» WHAT IS EXPECTED
Look through the material below. Copy each line that contains the string "curve".

-- Start DATA --

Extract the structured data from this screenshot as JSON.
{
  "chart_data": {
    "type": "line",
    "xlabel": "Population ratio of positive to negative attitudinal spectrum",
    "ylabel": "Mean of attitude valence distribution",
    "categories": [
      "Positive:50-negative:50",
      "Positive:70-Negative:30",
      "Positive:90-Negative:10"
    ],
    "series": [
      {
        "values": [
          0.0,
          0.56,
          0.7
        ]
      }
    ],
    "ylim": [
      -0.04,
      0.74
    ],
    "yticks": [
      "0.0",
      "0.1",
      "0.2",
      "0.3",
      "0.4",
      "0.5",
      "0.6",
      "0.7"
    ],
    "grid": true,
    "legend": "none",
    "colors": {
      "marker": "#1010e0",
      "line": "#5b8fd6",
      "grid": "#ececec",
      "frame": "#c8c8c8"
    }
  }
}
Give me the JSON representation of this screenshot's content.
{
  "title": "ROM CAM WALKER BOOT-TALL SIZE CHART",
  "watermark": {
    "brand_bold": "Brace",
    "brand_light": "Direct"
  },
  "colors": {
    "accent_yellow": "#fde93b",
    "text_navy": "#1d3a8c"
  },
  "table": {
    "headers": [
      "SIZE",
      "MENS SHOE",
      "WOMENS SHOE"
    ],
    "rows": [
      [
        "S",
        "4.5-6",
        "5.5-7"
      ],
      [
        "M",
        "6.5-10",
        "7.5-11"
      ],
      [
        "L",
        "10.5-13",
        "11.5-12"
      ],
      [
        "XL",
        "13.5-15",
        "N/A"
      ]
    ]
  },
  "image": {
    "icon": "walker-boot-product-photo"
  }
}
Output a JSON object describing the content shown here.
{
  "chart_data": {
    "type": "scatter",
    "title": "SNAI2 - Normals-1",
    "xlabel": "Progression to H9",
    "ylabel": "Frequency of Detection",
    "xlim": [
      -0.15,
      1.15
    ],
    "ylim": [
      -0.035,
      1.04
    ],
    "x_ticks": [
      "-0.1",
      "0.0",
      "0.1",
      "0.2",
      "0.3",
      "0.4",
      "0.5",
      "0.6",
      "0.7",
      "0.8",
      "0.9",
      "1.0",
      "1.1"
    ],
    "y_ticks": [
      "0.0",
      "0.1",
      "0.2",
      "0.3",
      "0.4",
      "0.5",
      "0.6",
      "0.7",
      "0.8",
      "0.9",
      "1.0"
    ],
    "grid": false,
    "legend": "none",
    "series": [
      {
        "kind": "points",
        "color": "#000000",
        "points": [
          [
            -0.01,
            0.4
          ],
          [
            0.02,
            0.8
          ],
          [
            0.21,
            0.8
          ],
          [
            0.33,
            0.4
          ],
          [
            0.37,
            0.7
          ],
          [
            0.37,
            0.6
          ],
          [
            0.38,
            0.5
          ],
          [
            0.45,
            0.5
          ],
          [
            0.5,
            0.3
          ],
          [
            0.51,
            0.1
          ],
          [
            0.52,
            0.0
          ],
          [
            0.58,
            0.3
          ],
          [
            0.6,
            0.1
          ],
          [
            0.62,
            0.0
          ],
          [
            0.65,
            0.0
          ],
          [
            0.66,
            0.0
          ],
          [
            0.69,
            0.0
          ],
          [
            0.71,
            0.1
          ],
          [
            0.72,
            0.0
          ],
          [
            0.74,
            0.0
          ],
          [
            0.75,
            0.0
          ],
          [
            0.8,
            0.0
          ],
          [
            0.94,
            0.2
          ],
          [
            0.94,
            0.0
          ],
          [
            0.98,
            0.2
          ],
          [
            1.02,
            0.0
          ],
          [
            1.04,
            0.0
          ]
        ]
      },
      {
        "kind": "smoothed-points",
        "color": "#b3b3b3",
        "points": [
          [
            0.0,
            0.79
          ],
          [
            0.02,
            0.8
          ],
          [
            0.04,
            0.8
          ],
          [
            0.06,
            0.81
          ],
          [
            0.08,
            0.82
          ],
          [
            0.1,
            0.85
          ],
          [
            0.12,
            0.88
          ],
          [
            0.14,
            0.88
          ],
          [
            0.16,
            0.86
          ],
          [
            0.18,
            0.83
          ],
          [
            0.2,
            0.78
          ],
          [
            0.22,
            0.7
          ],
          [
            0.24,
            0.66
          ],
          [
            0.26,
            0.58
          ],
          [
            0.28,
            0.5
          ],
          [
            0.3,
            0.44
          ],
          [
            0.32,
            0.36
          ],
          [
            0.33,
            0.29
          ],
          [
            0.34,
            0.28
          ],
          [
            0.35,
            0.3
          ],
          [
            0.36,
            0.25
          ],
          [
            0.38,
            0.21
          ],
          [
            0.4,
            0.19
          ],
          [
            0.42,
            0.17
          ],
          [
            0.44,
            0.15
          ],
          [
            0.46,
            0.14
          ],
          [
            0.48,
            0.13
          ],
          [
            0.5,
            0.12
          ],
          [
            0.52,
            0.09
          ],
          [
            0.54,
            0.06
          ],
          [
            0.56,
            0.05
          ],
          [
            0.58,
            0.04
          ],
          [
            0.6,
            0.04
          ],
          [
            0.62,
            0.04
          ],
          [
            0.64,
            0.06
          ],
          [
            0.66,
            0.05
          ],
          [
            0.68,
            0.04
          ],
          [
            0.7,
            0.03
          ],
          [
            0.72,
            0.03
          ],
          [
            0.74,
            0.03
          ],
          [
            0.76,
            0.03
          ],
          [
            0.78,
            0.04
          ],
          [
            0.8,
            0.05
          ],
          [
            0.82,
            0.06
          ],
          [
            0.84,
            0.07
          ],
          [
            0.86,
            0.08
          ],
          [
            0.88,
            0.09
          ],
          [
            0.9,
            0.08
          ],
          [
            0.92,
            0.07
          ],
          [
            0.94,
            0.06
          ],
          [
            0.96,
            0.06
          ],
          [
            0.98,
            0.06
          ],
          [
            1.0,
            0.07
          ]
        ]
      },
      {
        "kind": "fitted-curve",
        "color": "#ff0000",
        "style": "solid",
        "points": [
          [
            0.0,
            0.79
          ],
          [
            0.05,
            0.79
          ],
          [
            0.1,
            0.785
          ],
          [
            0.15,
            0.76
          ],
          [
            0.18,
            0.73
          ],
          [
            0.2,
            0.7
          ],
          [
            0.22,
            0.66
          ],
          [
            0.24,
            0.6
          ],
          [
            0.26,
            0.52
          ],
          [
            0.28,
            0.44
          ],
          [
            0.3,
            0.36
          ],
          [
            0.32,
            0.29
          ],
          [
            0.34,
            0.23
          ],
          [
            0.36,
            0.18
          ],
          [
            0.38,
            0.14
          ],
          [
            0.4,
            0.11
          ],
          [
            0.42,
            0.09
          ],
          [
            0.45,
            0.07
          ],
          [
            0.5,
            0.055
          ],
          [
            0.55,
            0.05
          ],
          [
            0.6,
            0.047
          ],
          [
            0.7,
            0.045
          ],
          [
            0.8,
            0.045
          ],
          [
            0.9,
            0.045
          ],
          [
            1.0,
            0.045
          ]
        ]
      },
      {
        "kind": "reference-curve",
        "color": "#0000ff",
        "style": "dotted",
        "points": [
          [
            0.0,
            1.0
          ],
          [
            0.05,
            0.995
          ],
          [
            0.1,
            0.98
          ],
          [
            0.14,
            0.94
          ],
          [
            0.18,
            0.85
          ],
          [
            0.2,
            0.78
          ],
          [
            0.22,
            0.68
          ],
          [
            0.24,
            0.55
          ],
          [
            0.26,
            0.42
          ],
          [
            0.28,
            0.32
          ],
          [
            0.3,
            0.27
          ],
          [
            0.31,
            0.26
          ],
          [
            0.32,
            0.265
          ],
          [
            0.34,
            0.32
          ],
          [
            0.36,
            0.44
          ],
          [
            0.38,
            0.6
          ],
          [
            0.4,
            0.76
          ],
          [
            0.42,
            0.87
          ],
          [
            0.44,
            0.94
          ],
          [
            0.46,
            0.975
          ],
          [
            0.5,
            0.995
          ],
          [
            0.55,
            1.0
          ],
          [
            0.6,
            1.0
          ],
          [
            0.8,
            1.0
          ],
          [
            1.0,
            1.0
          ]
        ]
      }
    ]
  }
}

-- End DATA --

» ANSWER FOR THE TASK
        "kind": "fitted-curve",
        "kind": "reference-curve",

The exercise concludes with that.